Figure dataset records
■ ■ ■

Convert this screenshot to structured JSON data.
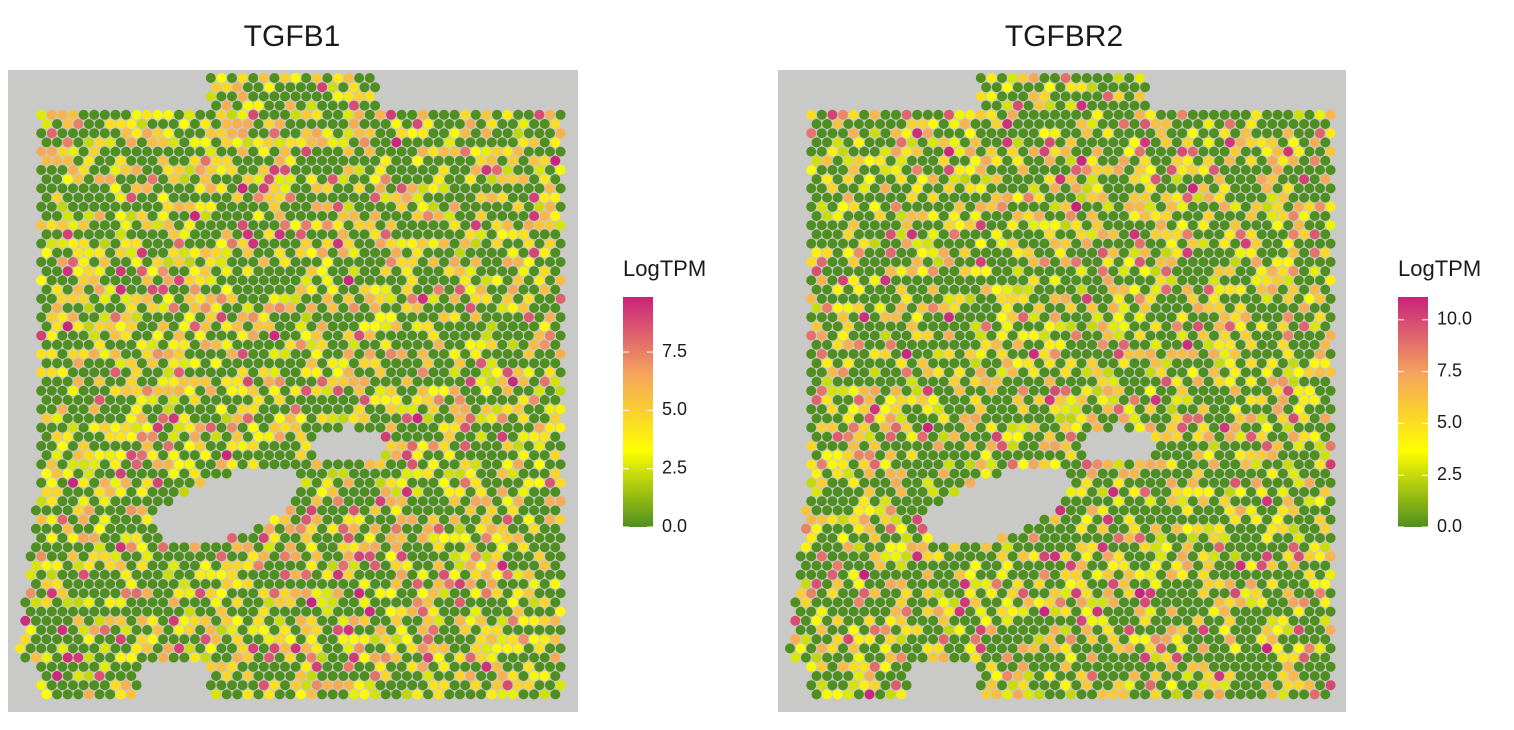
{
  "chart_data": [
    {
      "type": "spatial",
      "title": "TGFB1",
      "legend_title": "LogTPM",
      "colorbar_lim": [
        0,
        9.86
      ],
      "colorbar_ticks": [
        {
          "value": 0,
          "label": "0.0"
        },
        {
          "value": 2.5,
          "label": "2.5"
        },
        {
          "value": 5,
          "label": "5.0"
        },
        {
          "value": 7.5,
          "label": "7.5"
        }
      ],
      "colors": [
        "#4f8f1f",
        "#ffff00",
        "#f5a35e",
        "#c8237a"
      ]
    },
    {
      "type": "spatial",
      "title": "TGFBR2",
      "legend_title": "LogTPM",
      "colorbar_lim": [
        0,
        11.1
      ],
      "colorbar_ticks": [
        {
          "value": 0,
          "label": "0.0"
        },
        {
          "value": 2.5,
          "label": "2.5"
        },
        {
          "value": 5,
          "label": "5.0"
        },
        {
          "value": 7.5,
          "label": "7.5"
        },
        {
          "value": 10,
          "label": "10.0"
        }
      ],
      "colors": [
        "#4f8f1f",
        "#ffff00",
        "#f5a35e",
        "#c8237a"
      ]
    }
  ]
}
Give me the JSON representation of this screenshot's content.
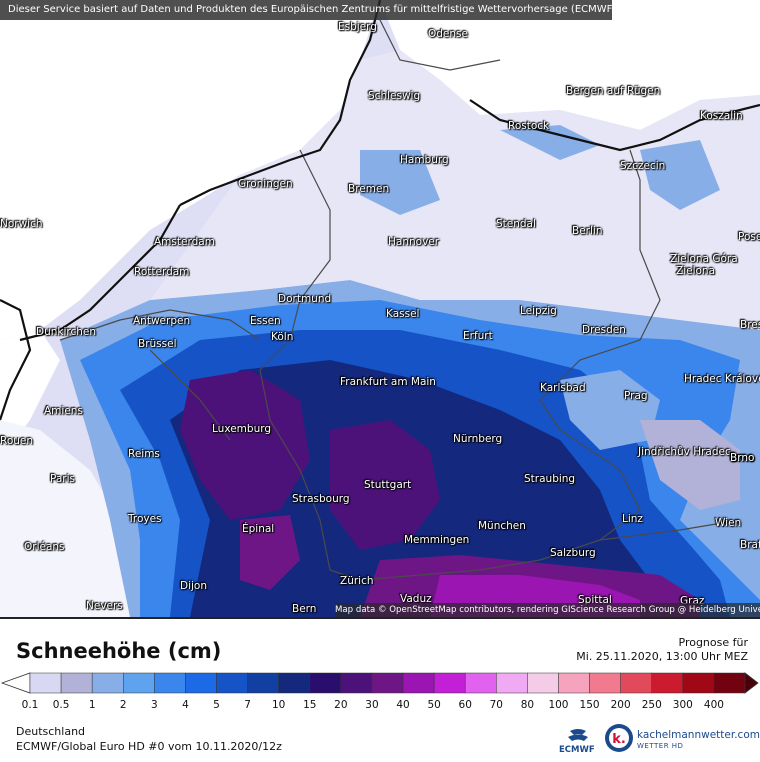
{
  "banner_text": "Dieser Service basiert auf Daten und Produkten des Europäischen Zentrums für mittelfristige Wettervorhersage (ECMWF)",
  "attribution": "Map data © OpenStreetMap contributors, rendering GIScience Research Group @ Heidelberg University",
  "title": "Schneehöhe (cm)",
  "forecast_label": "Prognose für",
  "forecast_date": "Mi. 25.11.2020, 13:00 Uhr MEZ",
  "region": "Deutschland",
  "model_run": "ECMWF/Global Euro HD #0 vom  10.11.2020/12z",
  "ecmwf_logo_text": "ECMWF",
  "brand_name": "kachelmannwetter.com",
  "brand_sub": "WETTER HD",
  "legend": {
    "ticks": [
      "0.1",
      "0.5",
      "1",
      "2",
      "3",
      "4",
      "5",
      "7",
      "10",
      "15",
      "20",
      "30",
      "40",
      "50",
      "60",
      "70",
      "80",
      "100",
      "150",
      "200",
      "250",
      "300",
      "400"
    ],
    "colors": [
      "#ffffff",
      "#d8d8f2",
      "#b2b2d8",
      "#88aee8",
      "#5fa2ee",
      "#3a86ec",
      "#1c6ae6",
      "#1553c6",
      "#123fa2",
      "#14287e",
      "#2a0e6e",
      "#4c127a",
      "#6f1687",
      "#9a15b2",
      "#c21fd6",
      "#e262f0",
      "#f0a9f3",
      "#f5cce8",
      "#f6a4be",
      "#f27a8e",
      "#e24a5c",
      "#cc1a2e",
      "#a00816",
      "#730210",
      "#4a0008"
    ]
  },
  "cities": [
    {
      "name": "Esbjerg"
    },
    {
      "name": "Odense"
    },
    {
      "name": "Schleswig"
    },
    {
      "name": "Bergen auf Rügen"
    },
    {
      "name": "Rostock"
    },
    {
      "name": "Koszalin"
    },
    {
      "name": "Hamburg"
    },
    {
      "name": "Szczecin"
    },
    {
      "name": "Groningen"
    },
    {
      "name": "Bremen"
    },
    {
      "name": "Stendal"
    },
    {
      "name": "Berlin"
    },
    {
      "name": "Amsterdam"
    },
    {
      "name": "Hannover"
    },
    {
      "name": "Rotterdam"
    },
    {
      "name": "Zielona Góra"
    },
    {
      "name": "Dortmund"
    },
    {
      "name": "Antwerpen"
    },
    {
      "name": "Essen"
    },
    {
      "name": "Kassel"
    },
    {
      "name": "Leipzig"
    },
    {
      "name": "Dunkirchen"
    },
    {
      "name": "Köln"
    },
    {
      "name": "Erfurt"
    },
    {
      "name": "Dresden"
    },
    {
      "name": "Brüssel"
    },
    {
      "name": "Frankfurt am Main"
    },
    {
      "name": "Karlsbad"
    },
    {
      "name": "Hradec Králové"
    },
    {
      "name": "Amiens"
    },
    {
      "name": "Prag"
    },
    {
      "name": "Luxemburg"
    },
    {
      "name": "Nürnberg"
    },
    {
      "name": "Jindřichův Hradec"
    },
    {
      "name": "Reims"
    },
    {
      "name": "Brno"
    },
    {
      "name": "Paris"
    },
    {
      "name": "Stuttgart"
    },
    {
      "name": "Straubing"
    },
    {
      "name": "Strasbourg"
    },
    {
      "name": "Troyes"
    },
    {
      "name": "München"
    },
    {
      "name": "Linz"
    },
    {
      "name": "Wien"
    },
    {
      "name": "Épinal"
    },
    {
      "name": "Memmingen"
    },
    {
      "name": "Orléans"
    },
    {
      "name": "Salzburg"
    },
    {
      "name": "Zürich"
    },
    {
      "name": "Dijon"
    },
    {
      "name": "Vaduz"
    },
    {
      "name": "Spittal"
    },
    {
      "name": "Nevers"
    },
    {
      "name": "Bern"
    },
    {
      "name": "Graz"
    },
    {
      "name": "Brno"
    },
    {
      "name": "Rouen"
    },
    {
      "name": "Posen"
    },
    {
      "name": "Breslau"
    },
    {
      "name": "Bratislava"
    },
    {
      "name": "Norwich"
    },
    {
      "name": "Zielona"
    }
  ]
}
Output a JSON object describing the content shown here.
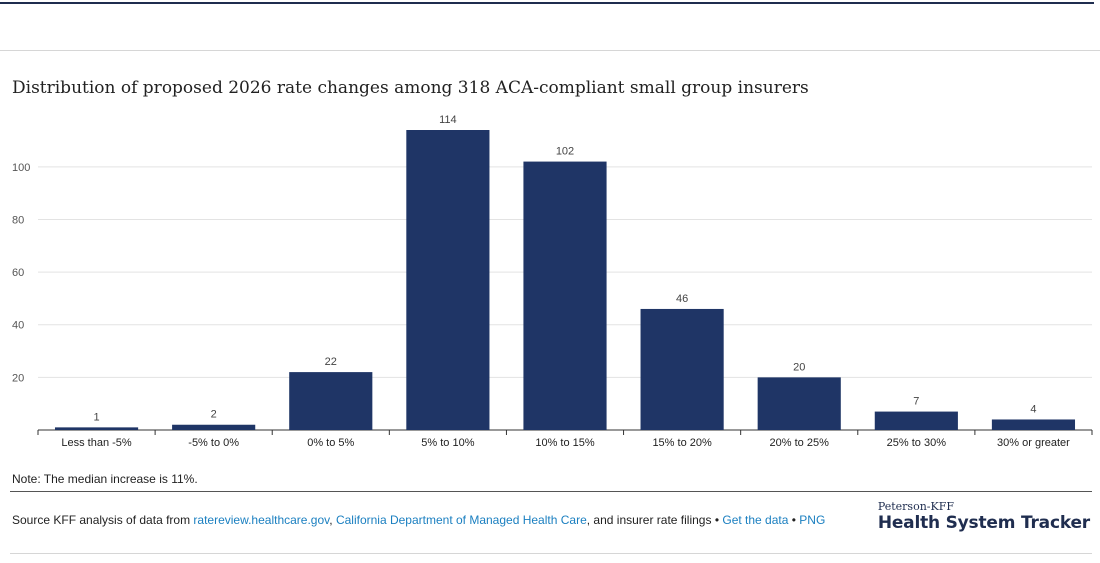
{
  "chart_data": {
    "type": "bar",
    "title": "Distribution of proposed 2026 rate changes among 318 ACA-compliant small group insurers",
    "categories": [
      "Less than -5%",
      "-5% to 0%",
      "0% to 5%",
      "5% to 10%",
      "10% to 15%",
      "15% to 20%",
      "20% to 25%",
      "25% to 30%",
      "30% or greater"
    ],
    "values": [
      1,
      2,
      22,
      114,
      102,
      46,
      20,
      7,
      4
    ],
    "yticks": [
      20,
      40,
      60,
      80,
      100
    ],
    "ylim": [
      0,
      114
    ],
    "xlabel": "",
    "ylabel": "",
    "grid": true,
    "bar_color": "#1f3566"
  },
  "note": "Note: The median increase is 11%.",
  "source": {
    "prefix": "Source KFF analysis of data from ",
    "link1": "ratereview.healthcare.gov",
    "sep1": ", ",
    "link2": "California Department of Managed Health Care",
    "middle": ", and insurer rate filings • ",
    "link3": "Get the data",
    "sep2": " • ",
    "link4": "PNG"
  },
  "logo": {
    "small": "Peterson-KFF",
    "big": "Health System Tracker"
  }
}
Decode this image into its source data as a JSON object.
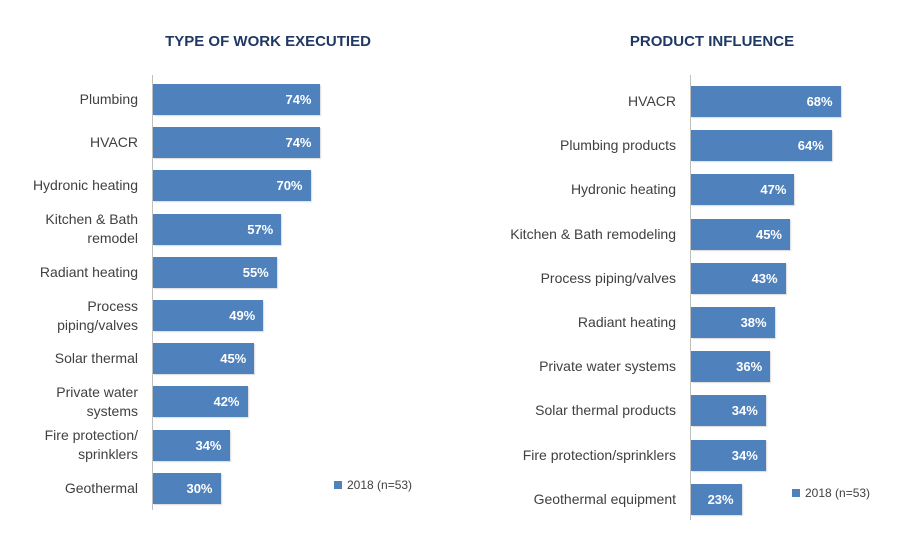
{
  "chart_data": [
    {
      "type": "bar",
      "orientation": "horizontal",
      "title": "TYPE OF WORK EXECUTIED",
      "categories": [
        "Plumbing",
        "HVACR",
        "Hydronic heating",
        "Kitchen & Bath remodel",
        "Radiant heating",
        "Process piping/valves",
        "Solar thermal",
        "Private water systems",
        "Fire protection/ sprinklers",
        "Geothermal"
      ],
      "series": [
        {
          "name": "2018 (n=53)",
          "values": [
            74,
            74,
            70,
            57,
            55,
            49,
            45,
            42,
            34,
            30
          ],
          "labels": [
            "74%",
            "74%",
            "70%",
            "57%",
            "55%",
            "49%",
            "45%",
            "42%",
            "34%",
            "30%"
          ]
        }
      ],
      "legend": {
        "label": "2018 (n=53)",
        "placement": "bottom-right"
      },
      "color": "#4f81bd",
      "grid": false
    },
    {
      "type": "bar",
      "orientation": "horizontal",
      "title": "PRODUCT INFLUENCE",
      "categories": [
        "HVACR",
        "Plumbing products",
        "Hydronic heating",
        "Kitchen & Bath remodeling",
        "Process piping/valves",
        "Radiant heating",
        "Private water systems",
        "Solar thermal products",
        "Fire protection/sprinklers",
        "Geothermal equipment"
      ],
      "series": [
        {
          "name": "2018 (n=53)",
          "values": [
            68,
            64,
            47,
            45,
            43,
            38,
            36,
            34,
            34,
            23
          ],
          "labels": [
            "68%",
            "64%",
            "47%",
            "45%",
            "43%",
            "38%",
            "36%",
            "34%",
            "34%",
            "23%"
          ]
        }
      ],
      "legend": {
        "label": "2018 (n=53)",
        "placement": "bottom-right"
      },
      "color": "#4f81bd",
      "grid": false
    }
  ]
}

■ ■ ■

§ **Task requirements**: List the lines of the material in which the word "sprinklers" occurs.

§ **Finished exercise**:
        "Fire protection/ sprinklers",
        "Fire protection/sprinklers",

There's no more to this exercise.